[WRITTEN INSTRUCTION] Transcribe the records exactly. Pictures do not belong in the transcription.

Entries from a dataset

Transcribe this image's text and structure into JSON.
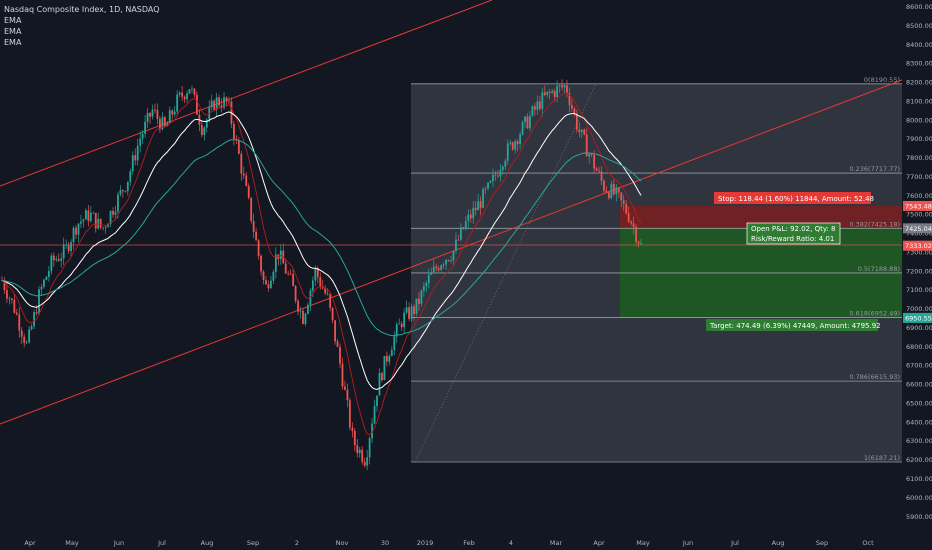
{
  "legend": {
    "title": "Nasdaq Composite Index, 1D, NASDAQ",
    "indicators": [
      "EMA",
      "EMA",
      "EMA"
    ]
  },
  "colors": {
    "background": "#131722",
    "up": "#26a69a",
    "down": "#ef5350",
    "channel": "#e53935",
    "ema_fast": "#b71c1c",
    "ema_mid": "#ffffff",
    "ema_slow": "#26a69a",
    "stop_zone": "#7a1f1f",
    "target_zone": "#1b5e20"
  },
  "chart_data": {
    "type": "candlestick",
    "title": "Nasdaq Composite Index, 1D, NASDAQ",
    "ylim": [
      5850,
      8650
    ],
    "y_ticks": [
      "8600.00",
      "8500.00",
      "8400.00",
      "8300.00",
      "8200.00",
      "8100.00",
      "8000.00",
      "7900.00",
      "7800.00",
      "7700.00",
      "7600.00",
      "7500.00",
      "7400.00",
      "7300.00",
      "7200.00",
      "7100.00",
      "7000.00",
      "6900.00",
      "6800.00",
      "6700.00",
      "6600.00",
      "6500.00",
      "6400.00",
      "6300.00",
      "6200.00",
      "6100.00",
      "6000.00",
      "5900.00"
    ],
    "x_ticks": [
      "Apr",
      "May",
      "Jun",
      "Jul",
      "Aug",
      "Sep",
      "2",
      "Nov",
      "30",
      "2019",
      "Feb",
      "4",
      "Mar",
      "Apr",
      "May",
      "Jun",
      "Jul",
      "Aug",
      "Sep",
      "Oct",
      "Nov"
    ],
    "price_path": [
      7150,
      7000,
      6800,
      7080,
      7250,
      7300,
      7450,
      7500,
      7420,
      7550,
      7680,
      7900,
      8050,
      7950,
      8100,
      8180,
      7950,
      8100,
      8090,
      7780,
      7450,
      7100,
      7300,
      7150,
      6950,
      7200,
      7050,
      6700,
      6300,
      6200,
      6600,
      6800,
      6950,
      7000,
      7150,
      7250,
      7300,
      7450,
      7550,
      7650,
      7800,
      7900,
      8000,
      8100,
      8150,
      8180,
      7950,
      7800,
      7650,
      7600,
      7500,
      7333
    ],
    "fib_levels": [
      {
        "label": "0(8190.55)",
        "value": 8190.55
      },
      {
        "label": "0.236(7717.77)",
        "value": 7717.77
      },
      {
        "label": "0.382(7425.18)",
        "value": 7425.18
      },
      {
        "label": "0.5(7188.88)",
        "value": 7188.88
      },
      {
        "label": "0.618(6952.49)",
        "value": 6952.49
      },
      {
        "label": "0.786(6615.93)",
        "value": 6615.93
      },
      {
        "label": "1(6187.21)",
        "value": 6187.21
      }
    ],
    "price_markers": [
      {
        "label": "7543.48",
        "value": 7543.48,
        "color": "#ef5350"
      },
      {
        "label": "7425.04",
        "value": 7425.04,
        "color": "#787b86"
      },
      {
        "label": "7333.02",
        "value": 7333.02,
        "color": "#ef5350"
      },
      {
        "label": "6950.55",
        "value": 6950.55,
        "color": "#26a69a"
      }
    ],
    "annotations": {
      "stop": "Stop: 118.44 (1.60%) 11844, Amount: 52.48",
      "pnl_line1": "Open P&L: 92.02, Qty: 8",
      "pnl_line2": "Risk/Reward Ratio: 4.01",
      "target": "Target: 474.49 (6.39%) 47449, Amount: 4795.92"
    },
    "position": {
      "entry": 7425.04,
      "stop": 7543.48,
      "target": 6950.55,
      "current": 7333.02
    }
  }
}
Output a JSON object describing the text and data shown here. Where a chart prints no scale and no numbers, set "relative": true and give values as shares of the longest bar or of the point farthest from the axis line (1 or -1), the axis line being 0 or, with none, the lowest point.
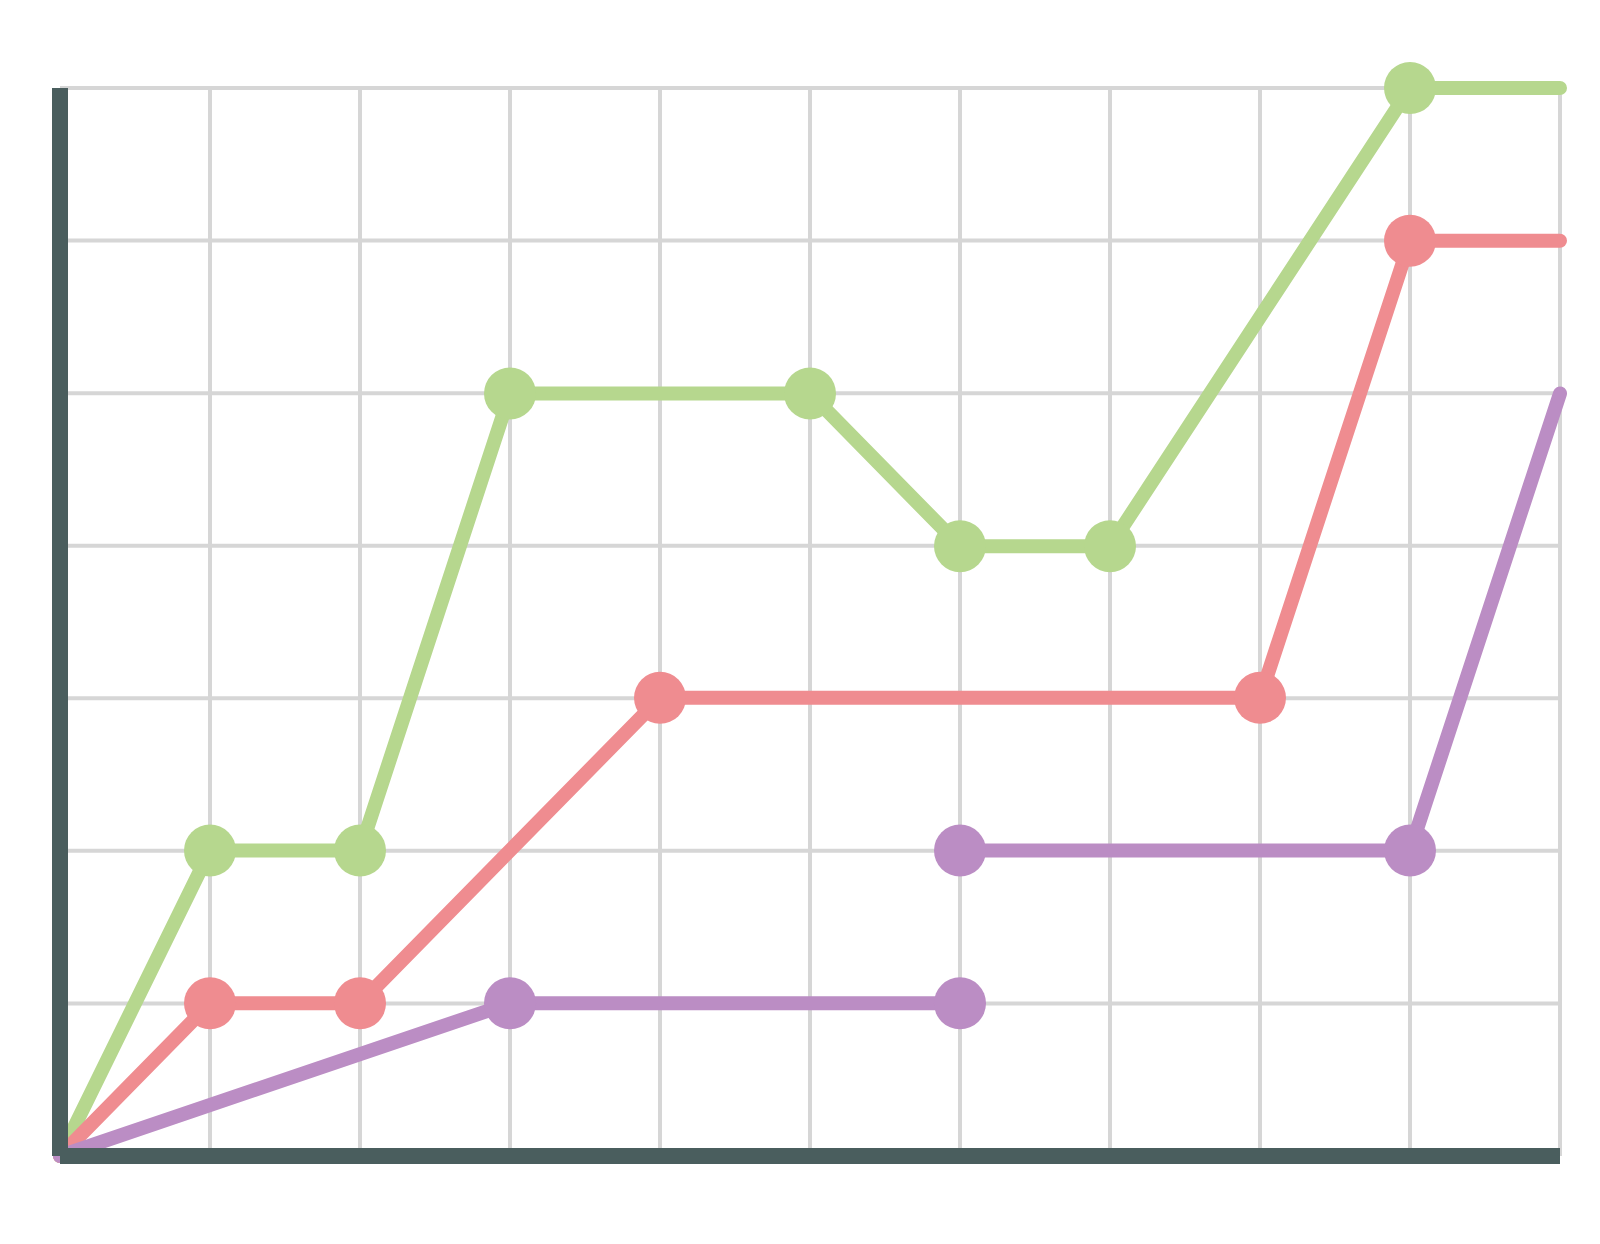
{
  "chart_data": {
    "type": "line",
    "relative": true,
    "categories": [
      null,
      null,
      null,
      null,
      null,
      null,
      null,
      null,
      null,
      null,
      null
    ],
    "grid": true,
    "marker": "circle",
    "line_style": "solid",
    "series": [
      {
        "color": "#b6d78e",
        "values": [
          0,
          0.286,
          0.286,
          0.714,
          null,
          0.714,
          0.571,
          0.571,
          null,
          1,
          1
        ]
      },
      {
        "color": "#ef8c90",
        "values": [
          0,
          0.143,
          0.143,
          null,
          0.429,
          null,
          null,
          null,
          0.429,
          0.857,
          0.857
        ]
      },
      {
        "color": "#bb8dc4",
        "values": [
          0,
          null,
          null,
          0.143,
          null,
          null,
          0.143,
          null,
          null,
          null,
          null
        ]
      },
      {
        "color": "#bb8dc4",
        "values": [
          null,
          null,
          null,
          null,
          null,
          null,
          0.286,
          null,
          null,
          0.286,
          0.714
        ]
      }
    ]
  }
}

[ANSWER BELOW]
Transcribe this image's text and structure into JSON.
{
  "legend": {
    "title": "Nasdaq Composite Index, 1D, NASDAQ",
    "indicators": [
      "EMA",
      "EMA",
      "EMA"
    ]
  },
  "colors": {
    "background": "#131722",
    "up": "#26a69a",
    "down": "#ef5350",
    "channel": "#e53935",
    "ema_fast": "#b71c1c",
    "ema_mid": "#ffffff",
    "ema_slow": "#26a69a",
    "stop_zone": "#7a1f1f",
    "target_zone": "#1b5e20"
  },
  "chart_data": {
    "type": "candlestick",
    "title": "Nasdaq Composite Index, 1D, NASDAQ",
    "ylim": [
      5850,
      8650
    ],
    "y_ticks": [
      "8600.00",
      "8500.00",
      "8400.00",
      "8300.00",
      "8200.00",
      "8100.00",
      "8000.00",
      "7900.00",
      "7800.00",
      "7700.00",
      "7600.00",
      "7500.00",
      "7400.00",
      "7300.00",
      "7200.00",
      "7100.00",
      "7000.00",
      "6900.00",
      "6800.00",
      "6700.00",
      "6600.00",
      "6500.00",
      "6400.00",
      "6300.00",
      "6200.00",
      "6100.00",
      "6000.00",
      "5900.00"
    ],
    "x_ticks": [
      "Apr",
      "May",
      "Jun",
      "Jul",
      "Aug",
      "Sep",
      "2",
      "Nov",
      "30",
      "2019",
      "Feb",
      "4",
      "Mar",
      "Apr",
      "May",
      "Jun",
      "Jul",
      "Aug",
      "Sep",
      "Oct",
      "Nov"
    ],
    "price_path": [
      7150,
      7000,
      6800,
      7080,
      7250,
      7300,
      7450,
      7500,
      7420,
      7550,
      7680,
      7900,
      8050,
      7950,
      8100,
      8180,
      7950,
      8100,
      8090,
      7780,
      7450,
      7100,
      7300,
      7150,
      6950,
      7200,
      7050,
      6700,
      6300,
      6200,
      6600,
      6800,
      6950,
      7000,
      7150,
      7250,
      7300,
      7450,
      7550,
      7650,
      7800,
      7900,
      8000,
      8100,
      8150,
      8180,
      7950,
      7800,
      7650,
      7600,
      7500,
      7333
    ],
    "fib_levels": [
      {
        "label": "0(8190.55)",
        "value": 8190.55
      },
      {
        "label": "0.236(7717.77)",
        "value": 7717.77
      },
      {
        "label": "0.382(7425.18)",
        "value": 7425.18
      },
      {
        "label": "0.5(7188.88)",
        "value": 7188.88
      },
      {
        "label": "0.618(6952.49)",
        "value": 6952.49
      },
      {
        "label": "0.786(6615.93)",
        "value": 6615.93
      },
      {
        "label": "1(6187.21)",
        "value": 6187.21
      }
    ],
    "price_markers": [
      {
        "label": "7543.48",
        "value": 7543.48,
        "color": "#ef5350"
      },
      {
        "label": "7425.04",
        "value": 7425.04,
        "color": "#787b86"
      },
      {
        "label": "7333.02",
        "value": 7333.02,
        "color": "#ef5350"
      },
      {
        "label": "6950.55",
        "value": 6950.55,
        "color": "#26a69a"
      }
    ],
    "annotations": {
      "stop": "Stop: 118.44 (1.60%) 11844, Amount: 52.48",
      "pnl_line1": "Open P&L: 92.02, Qty: 8",
      "pnl_line2": "Risk/Reward Ratio: 4.01",
      "target": "Target: 474.49 (6.39%) 47449, Amount: 4795.92"
    },
    "position": {
      "entry": 7425.04,
      "stop": 7543.48,
      "target": 6950.55,
      "current": 7333.02
    }
  }
}
Output a JSON object describing the text and data shown here. Where a chart prints no scale and no numbers, set "relative": true and give values as shares of the longest bar or of the point farthest from the axis line (1 or -1), the axis line being 0 or, with none, the lowest point.
{
  "chart_data": {
    "type": "line",
    "relative": true,
    "categories": [
      null,
      null,
      null,
      null,
      null,
      null,
      null,
      null,
      null,
      null,
      null
    ],
    "grid": true,
    "marker": "circle",
    "line_style": "solid",
    "series": [
      {
        "color": "#b6d78e",
        "values": [
          0,
          0.286,
          0.286,
          0.714,
          null,
          0.714,
          0.571,
          0.571,
          null,
          1,
          1
        ]
      },
      {
        "color": "#ef8c90",
        "values": [
          0,
          0.143,
          0.143,
          null,
          0.429,
          null,
          null,
          null,
          0.429,
          0.857,
          0.857
        ]
      },
      {
        "color": "#bb8dc4",
        "values": [
          0,
          null,
          null,
          0.143,
          null,
          null,
          0.143,
          null,
          null,
          null,
          null
        ]
      },
      {
        "color": "#bb8dc4",
        "values": [
          null,
          null,
          null,
          null,
          null,
          null,
          0.286,
          null,
          null,
          0.286,
          0.714
        ]
      }
    ]
  }
}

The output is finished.